PROBLEM DESCRIPTION:
Reproduce all of the data exactly, with no line skipped.

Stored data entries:
◆ ◆ ◆ ◆ ◆
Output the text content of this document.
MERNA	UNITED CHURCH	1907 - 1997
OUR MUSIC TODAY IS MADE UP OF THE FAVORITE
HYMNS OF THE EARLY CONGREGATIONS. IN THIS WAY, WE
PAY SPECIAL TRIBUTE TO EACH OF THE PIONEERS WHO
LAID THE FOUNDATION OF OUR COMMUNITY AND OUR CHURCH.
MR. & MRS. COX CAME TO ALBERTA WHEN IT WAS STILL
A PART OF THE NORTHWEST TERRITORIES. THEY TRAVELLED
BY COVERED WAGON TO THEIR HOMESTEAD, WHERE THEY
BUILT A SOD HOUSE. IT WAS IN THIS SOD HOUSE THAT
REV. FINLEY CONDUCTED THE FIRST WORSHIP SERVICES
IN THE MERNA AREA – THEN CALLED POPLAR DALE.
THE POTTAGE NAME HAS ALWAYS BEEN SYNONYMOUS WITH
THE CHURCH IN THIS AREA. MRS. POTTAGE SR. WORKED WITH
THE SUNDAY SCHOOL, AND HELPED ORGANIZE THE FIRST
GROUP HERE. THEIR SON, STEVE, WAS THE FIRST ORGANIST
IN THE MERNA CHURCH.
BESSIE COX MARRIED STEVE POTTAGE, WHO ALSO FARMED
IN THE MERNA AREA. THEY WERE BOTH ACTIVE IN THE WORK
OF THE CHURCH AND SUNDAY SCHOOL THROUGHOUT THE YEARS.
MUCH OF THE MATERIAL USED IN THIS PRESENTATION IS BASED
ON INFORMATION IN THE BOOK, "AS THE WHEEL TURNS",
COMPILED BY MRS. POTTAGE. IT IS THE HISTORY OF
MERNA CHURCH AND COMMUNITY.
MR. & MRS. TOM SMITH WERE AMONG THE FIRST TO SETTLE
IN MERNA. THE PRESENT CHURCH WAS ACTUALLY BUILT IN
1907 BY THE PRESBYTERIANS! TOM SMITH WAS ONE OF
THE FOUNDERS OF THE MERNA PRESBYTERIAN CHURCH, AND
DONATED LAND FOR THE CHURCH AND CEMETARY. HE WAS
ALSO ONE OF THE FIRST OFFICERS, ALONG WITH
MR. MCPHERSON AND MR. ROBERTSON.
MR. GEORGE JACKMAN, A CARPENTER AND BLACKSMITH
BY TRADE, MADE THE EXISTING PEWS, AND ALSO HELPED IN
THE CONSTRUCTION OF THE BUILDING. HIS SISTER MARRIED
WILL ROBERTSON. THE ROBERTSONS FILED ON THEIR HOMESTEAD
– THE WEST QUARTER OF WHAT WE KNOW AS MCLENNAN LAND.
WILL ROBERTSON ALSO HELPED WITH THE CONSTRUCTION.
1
◆ ◆ ◆ ◆ ◆
ANSWER TO THIS EXERCISE:
Output the text content of this document.
MERNA	UNITED CHURCH	1907 - 1997
OUR MUSIC TODAY IS MADE UP OF THE FAVORITE
HYMNS OF THE EARLY CONGREGATIONS. IN THIS WAY, WE
PAY SPECIAL TRIBUTE TO EACH OF THE PIONEERS WHO
LAID THE FOUNDATION OF OUR COMMUNITY AND OUR CHURCH.
MR. & MRS. COX CAME TO ALBERTA WHEN IT WAS STILL
A PART OF THE NORTHWEST TERRITORIES. THEY TRAVELLED
BY COVERED WAGON TO THEIR HOMESTEAD, WHERE THEY
BUILT A SOD HOUSE. IT WAS IN THIS SOD HOUSE THAT
REV. FINLEY CONDUCTED THE FIRST WORSHIP SERVICES
IN THE MERNA AREA – THEN CALLED POPLAR DALE.
THE POTTAGE NAME HAS ALWAYS BEEN SYNONYMOUS WITH
THE CHURCH IN THIS AREA. MRS. POTTAGE SR. WORKED WITH
THE SUNDAY SCHOOL, AND HELPED ORGANIZE THE FIRST
GROUP HERE. THEIR SON, STEVE, WAS THE FIRST ORGANIST
IN THE MERNA CHURCH.
BESSIE COX MARRIED STEVE POTTAGE, WHO ALSO FARMED
IN THE MERNA AREA. THEY WERE BOTH ACTIVE IN THE WORK
OF THE CHURCH AND SUNDAY SCHOOL THROUGHOUT THE YEARS.
MUCH OF THE MATERIAL USED IN THIS PRESENTATION IS BASED
ON INFORMATION IN THE BOOK, "AS THE WHEEL TURNS",
COMPILED BY MRS. POTTAGE. IT IS THE HISTORY OF
MERNA CHURCH AND COMMUNITY.
MR. & MRS. TOM SMITH WERE AMONG THE FIRST TO SETTLE
IN MERNA. THE PRESENT CHURCH WAS ACTUALLY BUILT IN
1907 BY THE PRESBYTERIANS! TOM SMITH WAS ONE OF
THE FOUNDERS OF THE MERNA PRESBYTERIAN CHURCH, AND
DONATED LAND FOR THE CHURCH AND CEMETARY. HE WAS
ALSO ONE OF THE FIRST OFFICERS, ALONG WITH
MR. MCPHERSON AND MR. ROBERTSON.
MR. GEORGE JACKMAN, A CARPENTER AND BLACKSMITH
BY TRADE, MADE THE EXISTING PEWS, AND ALSO HELPED IN
THE CONSTRUCTION OF THE BUILDING. HIS SISTER MARRIED
WILL ROBERTSON. THE ROBERTSONS FILED ON THEIR HOMESTEAD
– THE WEST QUARTER OF WHAT WE KNOW AS MCLENNAN LAND.
WILL ROBERTSON ALSO HELPED WITH THE CONSTRUCTION.
1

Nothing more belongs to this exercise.